(Recorded data)
########################################
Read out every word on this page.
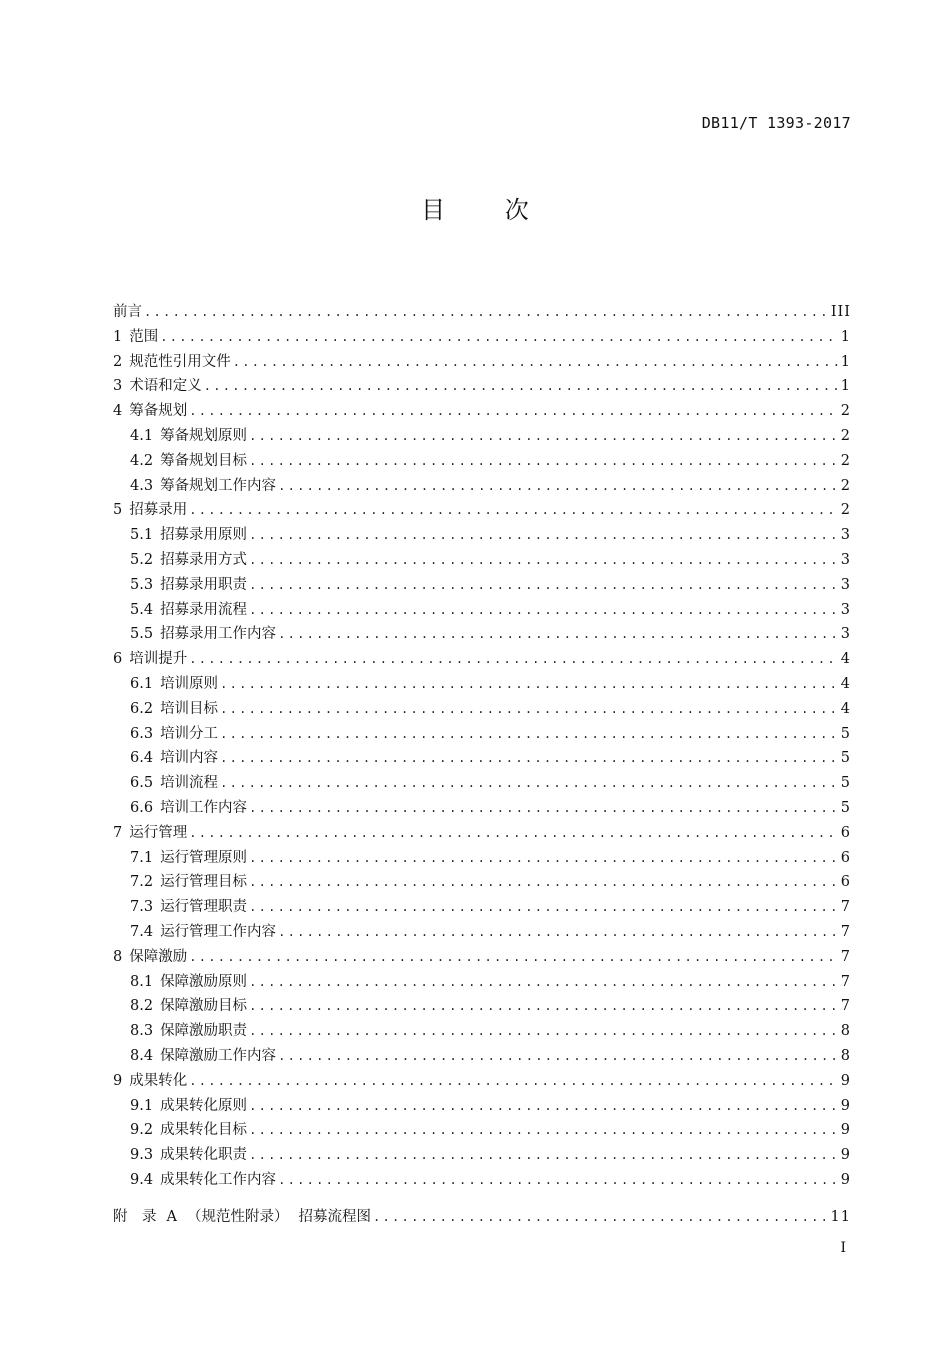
DB11/T 1393-2017
目 次
前言 .....	III
1 范围 .....	1
2 规范性引用文件 .....	1
3 术语和定义 .....	1
4 筹备规划 .....	2
4.1 筹备规划原则 .....	2
4.2 筹备规划目标 .....	2
4.3 筹备规划工作内容 .....	2
5 招募录用 .....	2
5.1 招募录用原则 .....	3
5.2 招募录用方式 .....	3
5.3 招募录用职责 .....	3
5.4 招募录用流程 .....	3
5.5 招募录用工作内容 .....	3
6 培训提升 .....	4
6.1 培训原则 .....	4
6.2 培训目标 .....	4
6.3 培训分工 .....	5
6.4 培训内容 .....	5
6.5 培训流程 .....	5
6.6 培训工作内容 .....	5
7 运行管理 .....	6
7.1 运行管理原则 .....	6
7.2 运行管理目标 .....	6
7.3 运行管理职责 .....	7
7.4 运行管理工作内容 .....	7
8 保障激励 .....	7
8.1 保障激励原则 .....	7
8.2 保障激励目标 .....	7
8.3 保障激励职责 .....	8
8.4 保障激励工作内容 .....	8
9 成果转化 .....	9
9.1 成果转化原则 .....	9
9.2 成果转化目标 .....	9
9.3 成果转化职责 .....	9
9.4 成果转化工作内容 .....	9
附　录 A （规范性附录） 招募流程图 .....	11
I
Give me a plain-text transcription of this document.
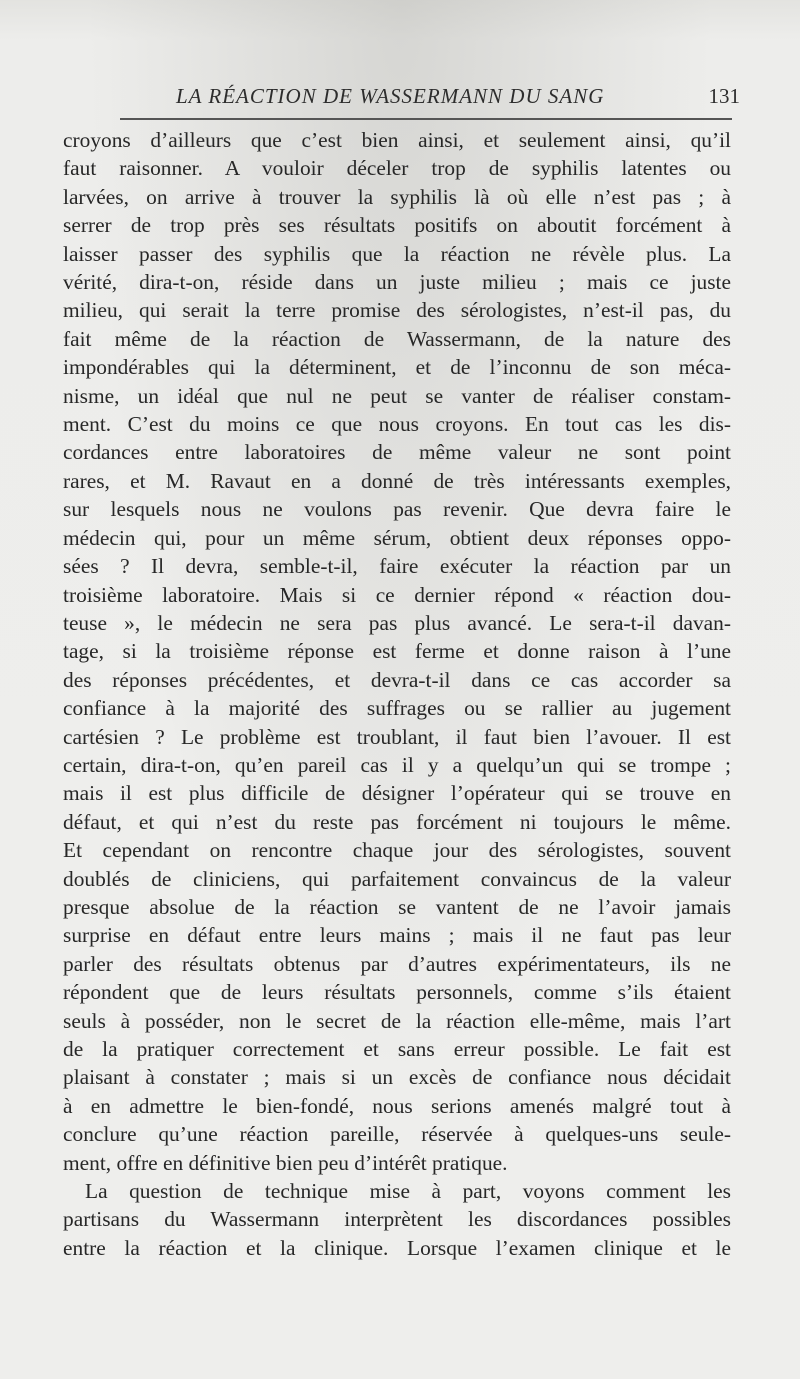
LA RÉACTION DE WASSERMANN DU SANG	131

croyons d’ailleurs que c’est bien ainsi, et seulement ainsi, qu’il

faut raisonner. A vouloir déceler trop de syphilis latentes ou

larvées, on arrive à trouver la syphilis là où elle n’est pas ; à

serrer de trop près ses résultats positifs on aboutit forcément à

laisser passer des syphilis que la réaction ne révèle plus. La

vérité, dira-t-on, réside dans un juste milieu ; mais ce juste

milieu, qui serait la terre promise des sérologistes, n’est-il pas, du

fait même de la réaction de Wassermann, de la nature des

impondérables qui la déterminent, et de l’inconnu de son méca-

nisme, un idéal que nul ne peut se vanter de réaliser constam-

ment. C’est du moins ce que nous croyons. En tout cas les dis-

cordances entre laboratoires de même valeur ne sont point

rares, et M. Ravaut en a donné de très intéressants exemples,

sur lesquels nous ne voulons pas revenir. Que devra faire le

médecin qui, pour un même sérum, obtient deux réponses oppo-

sées ? Il devra, semble-t-il, faire exécuter la réaction par un

troisième laboratoire. Mais si ce dernier répond « réaction dou-

teuse », le médecin ne sera pas plus avancé. Le sera-t-il davan-

tage, si la troisième réponse est ferme et donne raison à l’une

des réponses précédentes, et devra-t-il dans ce cas accorder sa

confiance à la majorité des suffrages ou se rallier au jugement

cartésien ? Le problème est troublant, il faut bien l’avouer. Il est

certain, dira-t-on, qu’en pareil cas il y a quelqu’un qui se trompe ;

mais il est plus difficile de désigner l’opérateur qui se trouve en

défaut, et qui n’est du reste pas forcément ni toujours le même.

Et cependant on rencontre chaque jour des sérologistes, souvent

doublés de cliniciens, qui parfaitement convaincus de la valeur

presque absolue de la réaction se vantent de ne l’avoir jamais

surprise en défaut entre leurs mains ; mais il ne faut pas leur

parler des résultats obtenus par d’autres expérimentateurs, ils ne

répondent que de leurs résultats personnels, comme s’ils étaient

seuls à posséder, non le secret de la réaction elle-même, mais l’art

de la pratiquer correctement et sans erreur possible. Le fait est

plaisant à constater ; mais si un excès de confiance nous décidait

à en admettre le bien-fondé, nous serions amenés malgré tout à

conclure qu’une réaction pareille, réservée à quelques-uns seule-

ment, offre en définitive bien peu d’intérêt pratique.

La question de technique mise à part, voyons comment les

partisans du Wassermann interprètent les discordances possibles

entre la réaction et la clinique. Lorsque l’examen clinique et le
########################################
Exercise task » Print the listing above in full, exactly as written. Omit any pictures.

Worked answer »
Read out every word on this page.
DB11/T 1393-2017
目 次
前言 .....	III
1 范围 .....	1
2 规范性引用文件 .....	1
3 术语和定义 .....	1
4 筹备规划 .....	2
4.1 筹备规划原则 .....	2
4.2 筹备规划目标 .....	2
4.3 筹备规划工作内容 .....	2
5 招募录用 .....	2
5.1 招募录用原则 .....	3
5.2 招募录用方式 .....	3
5.3 招募录用职责 .....	3
5.4 招募录用流程 .....	3
5.5 招募录用工作内容 .....	3
6 培训提升 .....	4
6.1 培训原则 .....	4
6.2 培训目标 .....	4
6.3 培训分工 .....	5
6.4 培训内容 .....	5
6.5 培训流程 .....	5
6.6 培训工作内容 .....	5
7 运行管理 .....	6
7.1 运行管理原则 .....	6
7.2 运行管理目标 .....	6
7.3 运行管理职责 .....	7
7.4 运行管理工作内容 .....	7
8 保障激励 .....	7
8.1 保障激励原则 .....	7
8.2 保障激励目标 .....	7
8.3 保障激励职责 .....	8
8.4 保障激励工作内容 .....	8
9 成果转化 .....	9
9.1 成果转化原则 .....	9
9.2 成果转化目标 .....	9
9.3 成果转化职责 .....	9
9.4 成果转化工作内容 .....	9
附　录 A （规范性附录） 招募流程图 .....	11
I
Give me a plain-text transcription of this document.
LA RÉACTION DE WASSERMANN DU SANG	131

croyons d’ailleurs que c’est bien ainsi, et seulement ainsi, qu’il

faut raisonner. A vouloir déceler trop de syphilis latentes ou

larvées, on arrive à trouver la syphilis là où elle n’est pas ; à

serrer de trop près ses résultats positifs on aboutit forcément à

laisser passer des syphilis que la réaction ne révèle plus. La

vérité, dira-t-on, réside dans un juste milieu ; mais ce juste

milieu, qui serait la terre promise des sérologistes, n’est-il pas, du

fait même de la réaction de Wassermann, de la nature des

impondérables qui la déterminent, et de l’inconnu de son méca-

nisme, un idéal que nul ne peut se vanter de réaliser constam-

ment. C’est du moins ce que nous croyons. En tout cas les dis-

cordances entre laboratoires de même valeur ne sont point

rares, et M. Ravaut en a donné de très intéressants exemples,

sur lesquels nous ne voulons pas revenir. Que devra faire le

médecin qui, pour un même sérum, obtient deux réponses oppo-

sées ? Il devra, semble-t-il, faire exécuter la réaction par un

troisième laboratoire. Mais si ce dernier répond « réaction dou-

teuse », le médecin ne sera pas plus avancé. Le sera-t-il davan-

tage, si la troisième réponse est ferme et donne raison à l’une

des réponses précédentes, et devra-t-il dans ce cas accorder sa

confiance à la majorité des suffrages ou se rallier au jugement

cartésien ? Le problème est troublant, il faut bien l’avouer. Il est

certain, dira-t-on, qu’en pareil cas il y a quelqu’un qui se trompe ;

mais il est plus difficile de désigner l’opérateur qui se trouve en

défaut, et qui n’est du reste pas forcément ni toujours le même.

Et cependant on rencontre chaque jour des sérologistes, souvent

doublés de cliniciens, qui parfaitement convaincus de la valeur

presque absolue de la réaction se vantent de ne l’avoir jamais

surprise en défaut entre leurs mains ; mais il ne faut pas leur

parler des résultats obtenus par d’autres expérimentateurs, ils ne

répondent que de leurs résultats personnels, comme s’ils étaient

seuls à posséder, non le secret de la réaction elle-même, mais l’art

de la pratiquer correctement et sans erreur possible. Le fait est

plaisant à constater ; mais si un excès de confiance nous décidait

à en admettre le bien-fondé, nous serions amenés malgré tout à

conclure qu’une réaction pareille, réservée à quelques-uns seule-

ment, offre en définitive bien peu d’intérêt pratique.

La question de technique mise à part, voyons comment les

partisans du Wassermann interprètent les discordances possibles

entre la réaction et la clinique. Lorsque l’examen clinique et le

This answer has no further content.